> **WHAT IS REQUIRED**
Each entry below is to be duplicated verbatim.

> **GIVEN DATA**

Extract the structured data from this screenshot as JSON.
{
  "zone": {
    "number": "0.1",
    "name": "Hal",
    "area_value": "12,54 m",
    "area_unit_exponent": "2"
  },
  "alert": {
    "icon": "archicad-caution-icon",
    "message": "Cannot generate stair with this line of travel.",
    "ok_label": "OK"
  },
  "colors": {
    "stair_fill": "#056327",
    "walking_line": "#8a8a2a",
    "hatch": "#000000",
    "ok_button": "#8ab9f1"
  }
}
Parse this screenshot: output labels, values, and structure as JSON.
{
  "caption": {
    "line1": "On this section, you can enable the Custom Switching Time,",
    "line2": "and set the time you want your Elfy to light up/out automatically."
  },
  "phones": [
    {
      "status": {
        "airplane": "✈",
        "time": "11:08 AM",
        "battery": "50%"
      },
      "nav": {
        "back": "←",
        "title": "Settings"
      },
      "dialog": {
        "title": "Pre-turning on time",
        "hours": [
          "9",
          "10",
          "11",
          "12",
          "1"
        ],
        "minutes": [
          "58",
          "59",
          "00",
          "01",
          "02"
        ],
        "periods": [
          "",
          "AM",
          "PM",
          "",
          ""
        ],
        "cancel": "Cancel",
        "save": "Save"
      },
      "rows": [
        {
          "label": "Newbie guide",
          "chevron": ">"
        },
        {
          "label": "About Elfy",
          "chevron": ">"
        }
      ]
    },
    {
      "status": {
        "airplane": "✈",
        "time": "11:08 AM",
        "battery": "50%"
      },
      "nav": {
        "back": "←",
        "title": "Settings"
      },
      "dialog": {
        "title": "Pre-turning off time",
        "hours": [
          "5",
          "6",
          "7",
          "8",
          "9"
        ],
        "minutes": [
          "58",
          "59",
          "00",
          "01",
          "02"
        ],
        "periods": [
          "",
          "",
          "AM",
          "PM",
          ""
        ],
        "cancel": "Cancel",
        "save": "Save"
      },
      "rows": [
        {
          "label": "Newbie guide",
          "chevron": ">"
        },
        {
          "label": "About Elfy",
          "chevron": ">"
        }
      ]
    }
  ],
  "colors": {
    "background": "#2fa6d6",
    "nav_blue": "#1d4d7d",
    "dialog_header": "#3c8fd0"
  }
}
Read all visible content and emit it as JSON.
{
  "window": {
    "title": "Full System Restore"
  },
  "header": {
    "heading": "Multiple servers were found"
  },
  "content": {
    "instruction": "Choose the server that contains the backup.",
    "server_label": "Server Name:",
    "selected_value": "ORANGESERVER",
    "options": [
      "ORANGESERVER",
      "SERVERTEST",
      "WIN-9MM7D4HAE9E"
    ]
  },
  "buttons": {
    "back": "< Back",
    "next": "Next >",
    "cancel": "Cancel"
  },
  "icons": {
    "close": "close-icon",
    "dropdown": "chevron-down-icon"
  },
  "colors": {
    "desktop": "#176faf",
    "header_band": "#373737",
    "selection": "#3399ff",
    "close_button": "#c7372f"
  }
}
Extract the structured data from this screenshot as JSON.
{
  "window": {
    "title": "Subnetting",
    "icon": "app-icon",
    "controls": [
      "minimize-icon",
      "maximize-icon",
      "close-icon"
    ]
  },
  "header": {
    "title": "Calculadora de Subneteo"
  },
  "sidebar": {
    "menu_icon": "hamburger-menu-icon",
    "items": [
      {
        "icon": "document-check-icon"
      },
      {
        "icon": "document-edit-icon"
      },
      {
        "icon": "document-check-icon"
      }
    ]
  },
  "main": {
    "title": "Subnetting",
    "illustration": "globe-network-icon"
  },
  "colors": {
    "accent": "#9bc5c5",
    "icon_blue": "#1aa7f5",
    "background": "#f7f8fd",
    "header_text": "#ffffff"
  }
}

> **ANSWER TO THE PROBLEM**
Extract the structured data from this screenshot as JSON.
{
  "zone": {
    "number": "0.1",
    "name": "Hal",
    "area_value": "12,54 m",
    "area_unit_exponent": "2"
  },
  "alert": {
    "icon": "archicad-caution-icon",
    "message": "Cannot generate stair with this line of travel.",
    "ok_label": "OK"
  },
  "colors": {
    "stair_fill": "#056327",
    "walking_line": "#8a8a2a",
    "hatch": "#000000",
    "ok_button": "#8ab9f1"
  }
}
Parse this screenshot: output labels, values, and structure as JSON.
{
  "caption": {
    "line1": "On this section, you can enable the Custom Switching Time,",
    "line2": "and set the time you want your Elfy to light up/out automatically."
  },
  "phones": [
    {
      "status": {
        "airplane": "✈",
        "time": "11:08 AM",
        "battery": "50%"
      },
      "nav": {
        "back": "←",
        "title": "Settings"
      },
      "dialog": {
        "title": "Pre-turning on time",
        "hours": [
          "9",
          "10",
          "11",
          "12",
          "1"
        ],
        "minutes": [
          "58",
          "59",
          "00",
          "01",
          "02"
        ],
        "periods": [
          "",
          "AM",
          "PM",
          "",
          ""
        ],
        "cancel": "Cancel",
        "save": "Save"
      },
      "rows": [
        {
          "label": "Newbie guide",
          "chevron": ">"
        },
        {
          "label": "About Elfy",
          "chevron": ">"
        }
      ]
    },
    {
      "status": {
        "airplane": "✈",
        "time": "11:08 AM",
        "battery": "50%"
      },
      "nav": {
        "back": "←",
        "title": "Settings"
      },
      "dialog": {
        "title": "Pre-turning off time",
        "hours": [
          "5",
          "6",
          "7",
          "8",
          "9"
        ],
        "minutes": [
          "58",
          "59",
          "00",
          "01",
          "02"
        ],
        "periods": [
          "",
          "",
          "AM",
          "PM",
          ""
        ],
        "cancel": "Cancel",
        "save": "Save"
      },
      "rows": [
        {
          "label": "Newbie guide",
          "chevron": ">"
        },
        {
          "label": "About Elfy",
          "chevron": ">"
        }
      ]
    }
  ],
  "colors": {
    "background": "#2fa6d6",
    "nav_blue": "#1d4d7d",
    "dialog_header": "#3c8fd0"
  }
}
Read all visible content and emit it as JSON.
{
  "window": {
    "title": "Full System Restore"
  },
  "header": {
    "heading": "Multiple servers were found"
  },
  "content": {
    "instruction": "Choose the server that contains the backup.",
    "server_label": "Server Name:",
    "selected_value": "ORANGESERVER",
    "options": [
      "ORANGESERVER",
      "SERVERTEST",
      "WIN-9MM7D4HAE9E"
    ]
  },
  "buttons": {
    "back": "< Back",
    "next": "Next >",
    "cancel": "Cancel"
  },
  "icons": {
    "close": "close-icon",
    "dropdown": "chevron-down-icon"
  },
  "colors": {
    "desktop": "#176faf",
    "header_band": "#373737",
    "selection": "#3399ff",
    "close_button": "#c7372f"
  }
}
Extract the structured data from this screenshot as JSON.
{
  "window": {
    "title": "Subnetting",
    "icon": "app-icon",
    "controls": [
      "minimize-icon",
      "maximize-icon",
      "close-icon"
    ]
  },
  "header": {
    "title": "Calculadora de Subneteo"
  },
  "sidebar": {
    "menu_icon": "hamburger-menu-icon",
    "items": [
      {
        "icon": "document-check-icon"
      },
      {
        "icon": "document-edit-icon"
      },
      {
        "icon": "document-check-icon"
      }
    ]
  },
  "main": {
    "title": "Subnetting",
    "illustration": "globe-network-icon"
  },
  "colors": {
    "accent": "#9bc5c5",
    "icon_blue": "#1aa7f5",
    "background": "#f7f8fd",
    "header_text": "#ffffff"
  }
}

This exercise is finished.